• **What the task asks**
The listing below should be printed exactly, every line of it. Skip the pictures.

• **Extracted entries**

___

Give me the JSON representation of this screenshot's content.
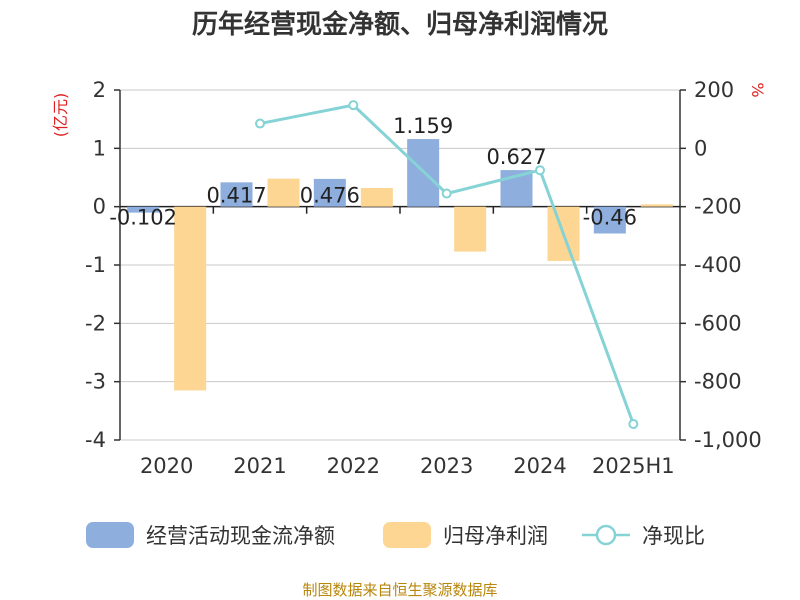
{
  "colors": {
    "bar1": "#8eaedd",
    "bar2": "#fdd693",
    "line": "#86d3d6",
    "unit": "#e02020",
    "source": "#b8860b"
  },
  "chart_data": {
    "type": "bar",
    "title": "历年经营现金净额、归母净利润情况",
    "categories": [
      "2020",
      "2021",
      "2022",
      "2023",
      "2024",
      "2025H1"
    ],
    "left_axis": {
      "unit": "(亿元)",
      "min": -4,
      "max": 2,
      "ticks": [
        "2",
        "1",
        "0",
        "-1",
        "-2",
        "-3",
        "-4"
      ]
    },
    "right_axis": {
      "unit": "%",
      "min": -1000,
      "max": 200,
      "ticks": [
        "200",
        "0",
        "-200",
        "-400",
        "-600",
        "-800",
        "-1,000"
      ]
    },
    "series": [
      {
        "name": "经营活动现金流净额",
        "kind": "bar",
        "axis": "left",
        "values": [
          -0.102,
          0.417,
          0.476,
          1.159,
          0.627,
          -0.46
        ],
        "labels": [
          "-0.102",
          "0.417",
          "0.476",
          "1.159",
          "0.627",
          "-0.46"
        ]
      },
      {
        "name": "归母净利润",
        "kind": "bar",
        "axis": "left",
        "values": [
          -3.15,
          0.48,
          0.32,
          -0.77,
          -0.93,
          0.04
        ]
      },
      {
        "name": "净现比",
        "kind": "line",
        "axis": "right",
        "values": [
          null,
          85,
          148,
          -155,
          -75,
          -945
        ]
      }
    ],
    "grid": true,
    "legend_position": "bottom"
  },
  "source_text": "制图数据来自恒生聚源数据库"
}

___

• **Response to the exercise**
Give me the JSON representation of this screenshot's content.
{
  "colors": {
    "bar1": "#8eaedd",
    "bar2": "#fdd693",
    "line": "#86d3d6",
    "unit": "#e02020",
    "source": "#b8860b"
  },
  "chart_data": {
    "type": "bar",
    "title": "历年经营现金净额、归母净利润情况",
    "categories": [
      "2020",
      "2021",
      "2022",
      "2023",
      "2024",
      "2025H1"
    ],
    "left_axis": {
      "unit": "(亿元)",
      "min": -4,
      "max": 2,
      "ticks": [
        "2",
        "1",
        "0",
        "-1",
        "-2",
        "-3",
        "-4"
      ]
    },
    "right_axis": {
      "unit": "%",
      "min": -1000,
      "max": 200,
      "ticks": [
        "200",
        "0",
        "-200",
        "-400",
        "-600",
        "-800",
        "-1,000"
      ]
    },
    "series": [
      {
        "name": "经营活动现金流净额",
        "kind": "bar",
        "axis": "left",
        "values": [
          -0.102,
          0.417,
          0.476,
          1.159,
          0.627,
          -0.46
        ],
        "labels": [
          "-0.102",
          "0.417",
          "0.476",
          "1.159",
          "0.627",
          "-0.46"
        ]
      },
      {
        "name": "归母净利润",
        "kind": "bar",
        "axis": "left",
        "values": [
          -3.15,
          0.48,
          0.32,
          -0.77,
          -0.93,
          0.04
        ]
      },
      {
        "name": "净现比",
        "kind": "line",
        "axis": "right",
        "values": [
          null,
          85,
          148,
          -155,
          -75,
          -945
        ]
      }
    ],
    "grid": true,
    "legend_position": "bottom"
  },
  "source_text": "制图数据来自恒生聚源数据库"
}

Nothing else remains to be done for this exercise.